WHAT IS BEING ASKED: Make an exact copy of the entries below.

◆ ◆ ◆ ◆ ◆

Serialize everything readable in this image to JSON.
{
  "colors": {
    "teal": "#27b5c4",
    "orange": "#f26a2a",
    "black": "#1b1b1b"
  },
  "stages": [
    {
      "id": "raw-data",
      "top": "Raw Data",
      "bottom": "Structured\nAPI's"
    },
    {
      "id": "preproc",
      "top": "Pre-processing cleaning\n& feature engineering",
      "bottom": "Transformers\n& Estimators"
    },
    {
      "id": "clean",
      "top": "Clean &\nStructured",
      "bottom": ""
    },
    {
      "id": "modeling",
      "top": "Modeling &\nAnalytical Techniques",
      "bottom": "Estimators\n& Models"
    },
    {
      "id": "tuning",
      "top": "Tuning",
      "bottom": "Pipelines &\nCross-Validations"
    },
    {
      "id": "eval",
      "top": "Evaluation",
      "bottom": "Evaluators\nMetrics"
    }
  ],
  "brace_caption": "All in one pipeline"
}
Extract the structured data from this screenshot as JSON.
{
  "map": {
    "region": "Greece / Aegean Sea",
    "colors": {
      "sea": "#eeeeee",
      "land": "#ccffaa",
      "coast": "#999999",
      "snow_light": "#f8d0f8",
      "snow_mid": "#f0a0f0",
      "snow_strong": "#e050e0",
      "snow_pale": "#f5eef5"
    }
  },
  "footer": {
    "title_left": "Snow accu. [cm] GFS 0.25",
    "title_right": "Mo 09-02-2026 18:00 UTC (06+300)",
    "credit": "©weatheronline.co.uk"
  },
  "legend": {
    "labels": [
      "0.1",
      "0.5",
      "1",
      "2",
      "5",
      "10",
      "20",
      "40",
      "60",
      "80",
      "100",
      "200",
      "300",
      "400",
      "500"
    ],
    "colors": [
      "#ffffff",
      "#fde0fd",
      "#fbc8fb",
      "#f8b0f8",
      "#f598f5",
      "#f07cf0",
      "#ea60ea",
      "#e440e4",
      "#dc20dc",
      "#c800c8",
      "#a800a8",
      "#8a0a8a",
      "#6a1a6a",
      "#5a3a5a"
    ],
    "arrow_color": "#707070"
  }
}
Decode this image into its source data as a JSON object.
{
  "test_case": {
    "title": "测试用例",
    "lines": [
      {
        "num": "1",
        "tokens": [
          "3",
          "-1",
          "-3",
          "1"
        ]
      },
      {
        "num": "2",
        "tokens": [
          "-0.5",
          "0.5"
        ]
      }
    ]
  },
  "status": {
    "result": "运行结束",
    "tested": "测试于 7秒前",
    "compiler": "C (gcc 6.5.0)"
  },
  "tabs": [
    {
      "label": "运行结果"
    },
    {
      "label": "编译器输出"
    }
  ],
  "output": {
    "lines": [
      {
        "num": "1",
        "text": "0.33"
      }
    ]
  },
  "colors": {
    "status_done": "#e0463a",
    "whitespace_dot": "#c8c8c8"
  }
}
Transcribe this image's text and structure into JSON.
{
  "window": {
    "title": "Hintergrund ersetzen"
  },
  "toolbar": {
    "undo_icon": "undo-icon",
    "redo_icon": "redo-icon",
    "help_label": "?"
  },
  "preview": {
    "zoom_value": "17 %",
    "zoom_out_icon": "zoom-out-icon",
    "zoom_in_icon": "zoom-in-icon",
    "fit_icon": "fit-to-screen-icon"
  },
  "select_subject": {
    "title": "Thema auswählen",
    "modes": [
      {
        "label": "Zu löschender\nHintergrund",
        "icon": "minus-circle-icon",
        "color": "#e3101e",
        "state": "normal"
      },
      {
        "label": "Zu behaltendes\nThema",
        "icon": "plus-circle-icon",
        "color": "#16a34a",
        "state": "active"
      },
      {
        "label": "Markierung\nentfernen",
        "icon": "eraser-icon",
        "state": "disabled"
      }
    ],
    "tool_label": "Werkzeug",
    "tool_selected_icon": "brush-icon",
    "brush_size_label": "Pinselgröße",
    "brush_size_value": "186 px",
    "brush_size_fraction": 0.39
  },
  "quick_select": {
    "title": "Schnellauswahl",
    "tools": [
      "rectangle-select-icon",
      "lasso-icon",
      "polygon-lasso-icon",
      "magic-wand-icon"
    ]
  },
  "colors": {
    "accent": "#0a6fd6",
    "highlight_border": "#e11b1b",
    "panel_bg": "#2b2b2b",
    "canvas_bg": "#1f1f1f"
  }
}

◆ ◆ ◆ ◆ ◆

RESPONSE:
Serialize everything readable in this image to JSON.
{
  "colors": {
    "teal": "#27b5c4",
    "orange": "#f26a2a",
    "black": "#1b1b1b"
  },
  "stages": [
    {
      "id": "raw-data",
      "top": "Raw Data",
      "bottom": "Structured\nAPI's"
    },
    {
      "id": "preproc",
      "top": "Pre-processing cleaning\n& feature engineering",
      "bottom": "Transformers\n& Estimators"
    },
    {
      "id": "clean",
      "top": "Clean &\nStructured",
      "bottom": ""
    },
    {
      "id": "modeling",
      "top": "Modeling &\nAnalytical Techniques",
      "bottom": "Estimators\n& Models"
    },
    {
      "id": "tuning",
      "top": "Tuning",
      "bottom": "Pipelines &\nCross-Validations"
    },
    {
      "id": "eval",
      "top": "Evaluation",
      "bottom": "Evaluators\nMetrics"
    }
  ],
  "brace_caption": "All in one pipeline"
}
Extract the structured data from this screenshot as JSON.
{
  "map": {
    "region": "Greece / Aegean Sea",
    "colors": {
      "sea": "#eeeeee",
      "land": "#ccffaa",
      "coast": "#999999",
      "snow_light": "#f8d0f8",
      "snow_mid": "#f0a0f0",
      "snow_strong": "#e050e0",
      "snow_pale": "#f5eef5"
    }
  },
  "footer": {
    "title_left": "Snow accu. [cm] GFS 0.25",
    "title_right": "Mo 09-02-2026 18:00 UTC (06+300)",
    "credit": "©weatheronline.co.uk"
  },
  "legend": {
    "labels": [
      "0.1",
      "0.5",
      "1",
      "2",
      "5",
      "10",
      "20",
      "40",
      "60",
      "80",
      "100",
      "200",
      "300",
      "400",
      "500"
    ],
    "colors": [
      "#ffffff",
      "#fde0fd",
      "#fbc8fb",
      "#f8b0f8",
      "#f598f5",
      "#f07cf0",
      "#ea60ea",
      "#e440e4",
      "#dc20dc",
      "#c800c8",
      "#a800a8",
      "#8a0a8a",
      "#6a1a6a",
      "#5a3a5a"
    ],
    "arrow_color": "#707070"
  }
}
Decode this image into its source data as a JSON object.
{
  "test_case": {
    "title": "测试用例",
    "lines": [
      {
        "num": "1",
        "tokens": [
          "3",
          "-1",
          "-3",
          "1"
        ]
      },
      {
        "num": "2",
        "tokens": [
          "-0.5",
          "0.5"
        ]
      }
    ]
  },
  "status": {
    "result": "运行结束",
    "tested": "测试于 7秒前",
    "compiler": "C (gcc 6.5.0)"
  },
  "tabs": [
    {
      "label": "运行结果"
    },
    {
      "label": "编译器输出"
    }
  ],
  "output": {
    "lines": [
      {
        "num": "1",
        "text": "0.33"
      }
    ]
  },
  "colors": {
    "status_done": "#e0463a",
    "whitespace_dot": "#c8c8c8"
  }
}
Transcribe this image's text and structure into JSON.
{
  "window": {
    "title": "Hintergrund ersetzen"
  },
  "toolbar": {
    "undo_icon": "undo-icon",
    "redo_icon": "redo-icon",
    "help_label": "?"
  },
  "preview": {
    "zoom_value": "17 %",
    "zoom_out_icon": "zoom-out-icon",
    "zoom_in_icon": "zoom-in-icon",
    "fit_icon": "fit-to-screen-icon"
  },
  "select_subject": {
    "title": "Thema auswählen",
    "modes": [
      {
        "label": "Zu löschender\nHintergrund",
        "icon": "minus-circle-icon",
        "color": "#e3101e",
        "state": "normal"
      },
      {
        "label": "Zu behaltendes\nThema",
        "icon": "plus-circle-icon",
        "color": "#16a34a",
        "state": "active"
      },
      {
        "label": "Markierung\nentfernen",
        "icon": "eraser-icon",
        "state": "disabled"
      }
    ],
    "tool_label": "Werkzeug",
    "tool_selected_icon": "brush-icon",
    "brush_size_label": "Pinselgröße",
    "brush_size_value": "186 px",
    "brush_size_fraction": 0.39
  },
  "quick_select": {
    "title": "Schnellauswahl",
    "tools": [
      "rectangle-select-icon",
      "lasso-icon",
      "polygon-lasso-icon",
      "magic-wand-icon"
    ]
  },
  "colors": {
    "accent": "#0a6fd6",
    "highlight_border": "#e11b1b",
    "panel_bg": "#2b2b2b",
    "canvas_bg": "#1f1f1f"
  }
}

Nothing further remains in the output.